--- Material ---
────────────────────
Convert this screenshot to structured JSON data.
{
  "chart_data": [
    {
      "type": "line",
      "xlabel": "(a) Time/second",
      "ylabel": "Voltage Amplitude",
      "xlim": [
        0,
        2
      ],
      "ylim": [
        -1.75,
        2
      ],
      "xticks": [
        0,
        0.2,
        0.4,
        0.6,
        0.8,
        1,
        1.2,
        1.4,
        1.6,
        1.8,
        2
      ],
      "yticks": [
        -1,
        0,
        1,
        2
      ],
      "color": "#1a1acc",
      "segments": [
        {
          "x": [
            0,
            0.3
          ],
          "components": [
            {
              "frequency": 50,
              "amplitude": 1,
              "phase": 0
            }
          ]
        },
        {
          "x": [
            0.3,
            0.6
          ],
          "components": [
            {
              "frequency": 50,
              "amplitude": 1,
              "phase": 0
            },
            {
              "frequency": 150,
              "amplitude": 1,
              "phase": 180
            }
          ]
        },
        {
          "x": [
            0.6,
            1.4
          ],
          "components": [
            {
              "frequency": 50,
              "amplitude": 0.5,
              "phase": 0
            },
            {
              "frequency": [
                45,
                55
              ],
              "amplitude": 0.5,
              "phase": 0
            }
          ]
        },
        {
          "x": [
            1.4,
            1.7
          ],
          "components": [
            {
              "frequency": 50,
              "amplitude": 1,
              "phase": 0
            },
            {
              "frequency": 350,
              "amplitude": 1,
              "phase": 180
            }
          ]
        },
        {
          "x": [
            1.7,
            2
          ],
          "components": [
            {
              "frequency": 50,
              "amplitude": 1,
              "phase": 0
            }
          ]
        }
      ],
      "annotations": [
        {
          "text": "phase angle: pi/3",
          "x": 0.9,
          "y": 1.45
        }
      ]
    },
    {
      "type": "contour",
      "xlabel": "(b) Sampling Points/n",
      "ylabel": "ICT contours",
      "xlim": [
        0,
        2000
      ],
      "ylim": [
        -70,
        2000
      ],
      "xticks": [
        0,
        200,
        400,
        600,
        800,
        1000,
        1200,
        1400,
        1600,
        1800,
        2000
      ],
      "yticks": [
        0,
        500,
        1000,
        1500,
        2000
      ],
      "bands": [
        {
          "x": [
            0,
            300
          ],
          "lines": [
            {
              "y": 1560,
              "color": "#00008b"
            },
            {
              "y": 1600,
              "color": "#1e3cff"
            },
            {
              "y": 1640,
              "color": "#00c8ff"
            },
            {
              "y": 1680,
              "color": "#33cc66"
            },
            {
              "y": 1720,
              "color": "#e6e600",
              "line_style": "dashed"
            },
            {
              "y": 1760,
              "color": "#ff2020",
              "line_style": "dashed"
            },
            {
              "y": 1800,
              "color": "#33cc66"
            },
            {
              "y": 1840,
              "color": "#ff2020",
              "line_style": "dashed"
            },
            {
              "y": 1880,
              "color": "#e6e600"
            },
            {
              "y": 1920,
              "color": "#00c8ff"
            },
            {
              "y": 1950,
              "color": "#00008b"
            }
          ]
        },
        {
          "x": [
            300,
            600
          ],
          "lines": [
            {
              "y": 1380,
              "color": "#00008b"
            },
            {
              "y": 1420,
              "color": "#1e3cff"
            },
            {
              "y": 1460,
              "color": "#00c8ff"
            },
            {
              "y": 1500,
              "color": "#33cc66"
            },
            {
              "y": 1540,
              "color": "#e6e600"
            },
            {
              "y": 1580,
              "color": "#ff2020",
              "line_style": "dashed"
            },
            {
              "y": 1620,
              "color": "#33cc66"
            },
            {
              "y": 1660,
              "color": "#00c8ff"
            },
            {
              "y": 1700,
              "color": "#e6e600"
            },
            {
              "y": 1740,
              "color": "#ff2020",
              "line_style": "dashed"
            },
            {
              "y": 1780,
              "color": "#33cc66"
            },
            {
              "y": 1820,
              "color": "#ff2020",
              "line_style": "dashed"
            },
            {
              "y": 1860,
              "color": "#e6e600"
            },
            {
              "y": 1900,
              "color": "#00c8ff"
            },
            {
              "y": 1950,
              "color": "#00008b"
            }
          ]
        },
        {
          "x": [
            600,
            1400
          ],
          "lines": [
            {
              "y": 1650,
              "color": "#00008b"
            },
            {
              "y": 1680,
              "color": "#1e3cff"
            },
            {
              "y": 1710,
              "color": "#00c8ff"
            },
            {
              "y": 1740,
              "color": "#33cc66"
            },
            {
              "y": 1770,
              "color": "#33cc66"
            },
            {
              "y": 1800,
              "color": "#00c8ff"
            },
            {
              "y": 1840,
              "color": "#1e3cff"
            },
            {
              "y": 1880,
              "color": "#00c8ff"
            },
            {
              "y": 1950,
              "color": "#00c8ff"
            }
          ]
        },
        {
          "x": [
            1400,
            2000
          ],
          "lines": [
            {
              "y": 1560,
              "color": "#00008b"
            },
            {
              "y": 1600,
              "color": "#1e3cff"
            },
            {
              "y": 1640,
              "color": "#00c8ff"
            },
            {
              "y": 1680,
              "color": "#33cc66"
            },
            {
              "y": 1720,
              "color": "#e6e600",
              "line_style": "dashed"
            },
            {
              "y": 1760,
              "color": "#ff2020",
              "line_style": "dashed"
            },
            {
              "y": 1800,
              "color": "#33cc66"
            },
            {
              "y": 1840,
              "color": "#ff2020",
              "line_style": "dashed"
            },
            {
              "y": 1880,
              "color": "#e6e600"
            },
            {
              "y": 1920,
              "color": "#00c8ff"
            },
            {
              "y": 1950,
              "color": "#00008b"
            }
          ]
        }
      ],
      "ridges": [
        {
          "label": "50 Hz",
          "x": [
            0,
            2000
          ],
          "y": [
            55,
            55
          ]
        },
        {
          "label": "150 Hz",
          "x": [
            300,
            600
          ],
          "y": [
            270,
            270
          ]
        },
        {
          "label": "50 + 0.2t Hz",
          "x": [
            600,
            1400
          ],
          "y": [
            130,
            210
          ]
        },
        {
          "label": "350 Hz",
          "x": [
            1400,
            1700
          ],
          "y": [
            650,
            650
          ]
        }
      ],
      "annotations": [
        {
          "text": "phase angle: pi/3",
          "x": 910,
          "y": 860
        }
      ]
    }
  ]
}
────────────────────
--- Task ---
Transcribe every entry word for word.

--- Response ---
Convert this screenshot to structured JSON data.
{
  "chart_data": [
    {
      "type": "line",
      "xlabel": "(a) Time/second",
      "ylabel": "Voltage Amplitude",
      "xlim": [
        0,
        2
      ],
      "ylim": [
        -1.75,
        2
      ],
      "xticks": [
        0,
        0.2,
        0.4,
        0.6,
        0.8,
        1,
        1.2,
        1.4,
        1.6,
        1.8,
        2
      ],
      "yticks": [
        -1,
        0,
        1,
        2
      ],
      "color": "#1a1acc",
      "segments": [
        {
          "x": [
            0,
            0.3
          ],
          "components": [
            {
              "frequency": 50,
              "amplitude": 1,
              "phase": 0
            }
          ]
        },
        {
          "x": [
            0.3,
            0.6
          ],
          "components": [
            {
              "frequency": 50,
              "amplitude": 1,
              "phase": 0
            },
            {
              "frequency": 150,
              "amplitude": 1,
              "phase": 180
            }
          ]
        },
        {
          "x": [
            0.6,
            1.4
          ],
          "components": [
            {
              "frequency": 50,
              "amplitude": 0.5,
              "phase": 0
            },
            {
              "frequency": [
                45,
                55
              ],
              "amplitude": 0.5,
              "phase": 0
            }
          ]
        },
        {
          "x": [
            1.4,
            1.7
          ],
          "components": [
            {
              "frequency": 50,
              "amplitude": 1,
              "phase": 0
            },
            {
              "frequency": 350,
              "amplitude": 1,
              "phase": 180
            }
          ]
        },
        {
          "x": [
            1.7,
            2
          ],
          "components": [
            {
              "frequency": 50,
              "amplitude": 1,
              "phase": 0
            }
          ]
        }
      ],
      "annotations": [
        {
          "text": "phase angle: pi/3",
          "x": 0.9,
          "y": 1.45
        }
      ]
    },
    {
      "type": "contour",
      "xlabel": "(b) Sampling Points/n",
      "ylabel": "ICT contours",
      "xlim": [
        0,
        2000
      ],
      "ylim": [
        -70,
        2000
      ],
      "xticks": [
        0,
        200,
        400,
        600,
        800,
        1000,
        1200,
        1400,
        1600,
        1800,
        2000
      ],
      "yticks": [
        0,
        500,
        1000,
        1500,
        2000
      ],
      "bands": [
        {
          "x": [
            0,
            300
          ],
          "lines": [
            {
              "y": 1560,
              "color": "#00008b"
            },
            {
              "y": 1600,
              "color": "#1e3cff"
            },
            {
              "y": 1640,
              "color": "#00c8ff"
            },
            {
              "y": 1680,
              "color": "#33cc66"
            },
            {
              "y": 1720,
              "color": "#e6e600",
              "line_style": "dashed"
            },
            {
              "y": 1760,
              "color": "#ff2020",
              "line_style": "dashed"
            },
            {
              "y": 1800,
              "color": "#33cc66"
            },
            {
              "y": 1840,
              "color": "#ff2020",
              "line_style": "dashed"
            },
            {
              "y": 1880,
              "color": "#e6e600"
            },
            {
              "y": 1920,
              "color": "#00c8ff"
            },
            {
              "y": 1950,
              "color": "#00008b"
            }
          ]
        },
        {
          "x": [
            300,
            600
          ],
          "lines": [
            {
              "y": 1380,
              "color": "#00008b"
            },
            {
              "y": 1420,
              "color": "#1e3cff"
            },
            {
              "y": 1460,
              "color": "#00c8ff"
            },
            {
              "y": 1500,
              "color": "#33cc66"
            },
            {
              "y": 1540,
              "color": "#e6e600"
            },
            {
              "y": 1580,
              "color": "#ff2020",
              "line_style": "dashed"
            },
            {
              "y": 1620,
              "color": "#33cc66"
            },
            {
              "y": 1660,
              "color": "#00c8ff"
            },
            {
              "y": 1700,
              "color": "#e6e600"
            },
            {
              "y": 1740,
              "color": "#ff2020",
              "line_style": "dashed"
            },
            {
              "y": 1780,
              "color": "#33cc66"
            },
            {
              "y": 1820,
              "color": "#ff2020",
              "line_style": "dashed"
            },
            {
              "y": 1860,
              "color": "#e6e600"
            },
            {
              "y": 1900,
              "color": "#00c8ff"
            },
            {
              "y": 1950,
              "color": "#00008b"
            }
          ]
        },
        {
          "x": [
            600,
            1400
          ],
          "lines": [
            {
              "y": 1650,
              "color": "#00008b"
            },
            {
              "y": 1680,
              "color": "#1e3cff"
            },
            {
              "y": 1710,
              "color": "#00c8ff"
            },
            {
              "y": 1740,
              "color": "#33cc66"
            },
            {
              "y": 1770,
              "color": "#33cc66"
            },
            {
              "y": 1800,
              "color": "#00c8ff"
            },
            {
              "y": 1840,
              "color": "#1e3cff"
            },
            {
              "y": 1880,
              "color": "#00c8ff"
            },
            {
              "y": 1950,
              "color": "#00c8ff"
            }
          ]
        },
        {
          "x": [
            1400,
            2000
          ],
          "lines": [
            {
              "y": 1560,
              "color": "#00008b"
            },
            {
              "y": 1600,
              "color": "#1e3cff"
            },
            {
              "y": 1640,
              "color": "#00c8ff"
            },
            {
              "y": 1680,
              "color": "#33cc66"
            },
            {
              "y": 1720,
              "color": "#e6e600",
              "line_style": "dashed"
            },
            {
              "y": 1760,
              "color": "#ff2020",
              "line_style": "dashed"
            },
            {
              "y": 1800,
              "color": "#33cc66"
            },
            {
              "y": 1840,
              "color": "#ff2020",
              "line_style": "dashed"
            },
            {
              "y": 1880,
              "color": "#e6e600"
            },
            {
              "y": 1920,
              "color": "#00c8ff"
            },
            {
              "y": 1950,
              "color": "#00008b"
            }
          ]
        }
      ],
      "ridges": [
        {
          "label": "50 Hz",
          "x": [
            0,
            2000
          ],
          "y": [
            55,
            55
          ]
        },
        {
          "label": "150 Hz",
          "x": [
            300,
            600
          ],
          "y": [
            270,
            270
          ]
        },
        {
          "label": "50 + 0.2t Hz",
          "x": [
            600,
            1400
          ],
          "y": [
            130,
            210
          ]
        },
        {
          "label": "350 Hz",
          "x": [
            1400,
            1700
          ],
          "y": [
            650,
            650
          ]
        }
      ],
      "annotations": [
        {
          "text": "phase angle: pi/3",
          "x": 910,
          "y": 860
        }
      ]
    }
  ]
}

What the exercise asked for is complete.